**Written problem:**
From the listing below, extract each entry exactly as written, minus the images.

Records from a collection:

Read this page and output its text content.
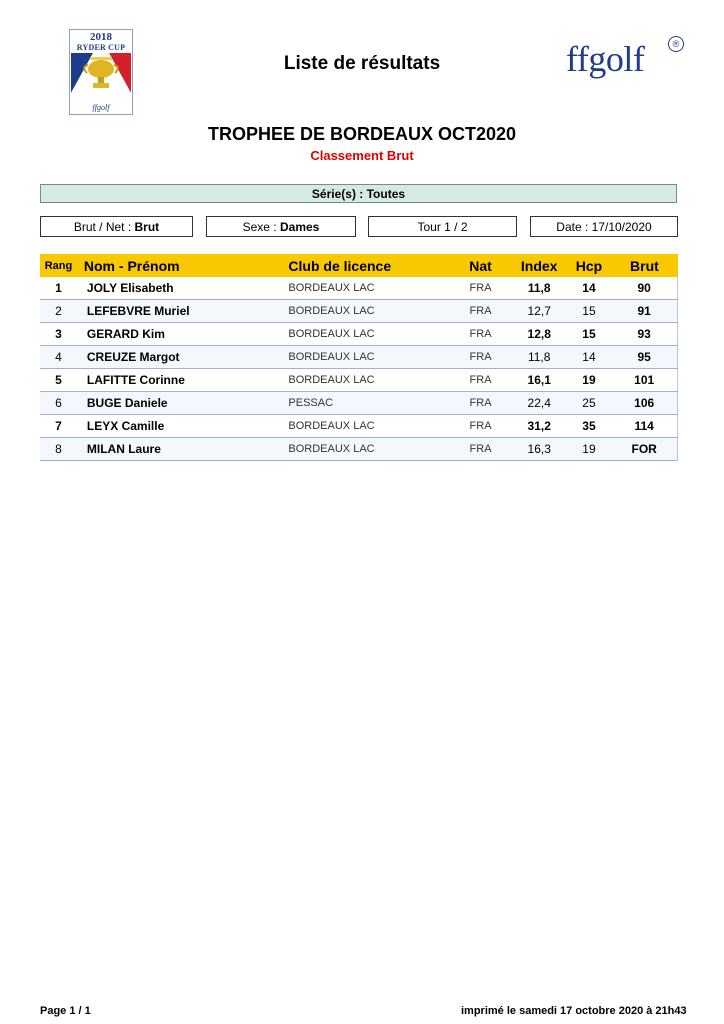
2018
RYDER CUP
ffgolf
Liste de résultats	ffgolf	®
TROPHEE DE BORDEAUX OCT2020
Classement Brut
Série(s) : Toutes
Brut / Net : Brut	Sexe : Dames	Tour 1 / 2	Date : 17/10/2020
Rang	Nom - Prénom	Club de licence	Nat	Index	Hcp	Brut
1	JOLY Elisabeth	BORDEAUX LAC	FRA	11,8	14	90
2	LEFEBVRE Muriel	BORDEAUX LAC	FRA	12,7	15	91
3	GERARD Kim	BORDEAUX LAC	FRA	12,8	15	93
4	CREUZE Margot	BORDEAUX LAC	FRA	11,8	14	95
5	LAFITTE Corinne	BORDEAUX LAC	FRA	16,1	19	101
6	BUGE Daniele	PESSAC	FRA	22,4	25	106
7	LEYX Camille	BORDEAUX LAC	FRA	31,2	35	114
8	MILAN Laure	BORDEAUX LAC	FRA	16,3	19	FOR
Page 1 / 1	imprimé le samedi 17 octobre 2020 à 21h43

**Solution to this problem:**
Read this page and output its text content.
2018
RYDER CUP
ffgolf
Liste de résultats	ffgolf	®
TROPHEE DE BORDEAUX OCT2020
Classement Brut
Série(s) : Toutes
Brut / Net : Brut	Sexe : Dames	Tour 1 / 2	Date : 17/10/2020
Rang	Nom - Prénom	Club de licence	Nat	Index	Hcp	Brut
1	JOLY Elisabeth	BORDEAUX LAC	FRA	11,8	14	90
2	LEFEBVRE Muriel	BORDEAUX LAC	FRA	12,7	15	91
3	GERARD Kim	BORDEAUX LAC	FRA	12,8	15	93
4	CREUZE Margot	BORDEAUX LAC	FRA	11,8	14	95
5	LAFITTE Corinne	BORDEAUX LAC	FRA	16,1	19	101
6	BUGE Daniele	PESSAC	FRA	22,4	25	106
7	LEYX Camille	BORDEAUX LAC	FRA	31,2	35	114
8	MILAN Laure	BORDEAUX LAC	FRA	16,3	19	FOR
Page 1 / 1	imprimé le samedi 17 octobre 2020 à 21h43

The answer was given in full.